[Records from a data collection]
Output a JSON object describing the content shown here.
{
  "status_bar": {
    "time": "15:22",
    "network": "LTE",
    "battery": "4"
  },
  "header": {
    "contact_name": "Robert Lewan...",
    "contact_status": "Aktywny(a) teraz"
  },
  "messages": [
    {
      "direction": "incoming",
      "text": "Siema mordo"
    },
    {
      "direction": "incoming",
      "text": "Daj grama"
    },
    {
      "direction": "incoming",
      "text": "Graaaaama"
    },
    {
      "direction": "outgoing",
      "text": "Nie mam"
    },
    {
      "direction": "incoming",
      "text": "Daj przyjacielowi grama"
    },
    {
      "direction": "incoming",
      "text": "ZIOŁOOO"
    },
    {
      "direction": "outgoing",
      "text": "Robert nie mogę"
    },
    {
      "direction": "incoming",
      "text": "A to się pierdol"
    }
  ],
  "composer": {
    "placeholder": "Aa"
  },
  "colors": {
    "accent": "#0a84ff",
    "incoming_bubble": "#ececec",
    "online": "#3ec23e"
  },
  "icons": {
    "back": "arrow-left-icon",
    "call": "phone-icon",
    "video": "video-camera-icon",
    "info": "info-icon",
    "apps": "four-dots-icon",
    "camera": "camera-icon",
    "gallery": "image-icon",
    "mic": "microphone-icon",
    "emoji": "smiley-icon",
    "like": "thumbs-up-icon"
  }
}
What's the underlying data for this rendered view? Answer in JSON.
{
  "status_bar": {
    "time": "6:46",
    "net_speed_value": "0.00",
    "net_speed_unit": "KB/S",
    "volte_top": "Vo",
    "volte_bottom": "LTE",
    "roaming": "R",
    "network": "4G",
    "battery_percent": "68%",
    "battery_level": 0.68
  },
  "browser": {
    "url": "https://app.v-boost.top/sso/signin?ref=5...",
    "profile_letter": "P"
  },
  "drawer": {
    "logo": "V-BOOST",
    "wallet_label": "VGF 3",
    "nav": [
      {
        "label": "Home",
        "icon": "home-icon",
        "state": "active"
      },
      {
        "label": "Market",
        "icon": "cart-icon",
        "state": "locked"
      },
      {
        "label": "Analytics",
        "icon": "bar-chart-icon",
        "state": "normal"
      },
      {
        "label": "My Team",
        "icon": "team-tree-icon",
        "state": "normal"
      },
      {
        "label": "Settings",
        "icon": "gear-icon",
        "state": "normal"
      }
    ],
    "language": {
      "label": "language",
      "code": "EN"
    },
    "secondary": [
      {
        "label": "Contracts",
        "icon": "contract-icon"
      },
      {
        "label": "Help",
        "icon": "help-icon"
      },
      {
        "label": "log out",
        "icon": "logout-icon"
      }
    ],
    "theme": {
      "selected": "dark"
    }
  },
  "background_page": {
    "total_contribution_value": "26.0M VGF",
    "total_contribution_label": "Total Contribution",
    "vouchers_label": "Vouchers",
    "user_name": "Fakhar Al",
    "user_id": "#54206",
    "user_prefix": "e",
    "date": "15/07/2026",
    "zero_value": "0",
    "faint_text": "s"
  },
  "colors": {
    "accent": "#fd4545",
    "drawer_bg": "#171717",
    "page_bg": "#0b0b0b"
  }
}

* SET PROBLEM *
Pull every line holding "JSON" out of the records.

* THE RESPONSE *
Output a JSON object describing the content shown here.
What's the underlying data for this rendered view? Answer in JSON.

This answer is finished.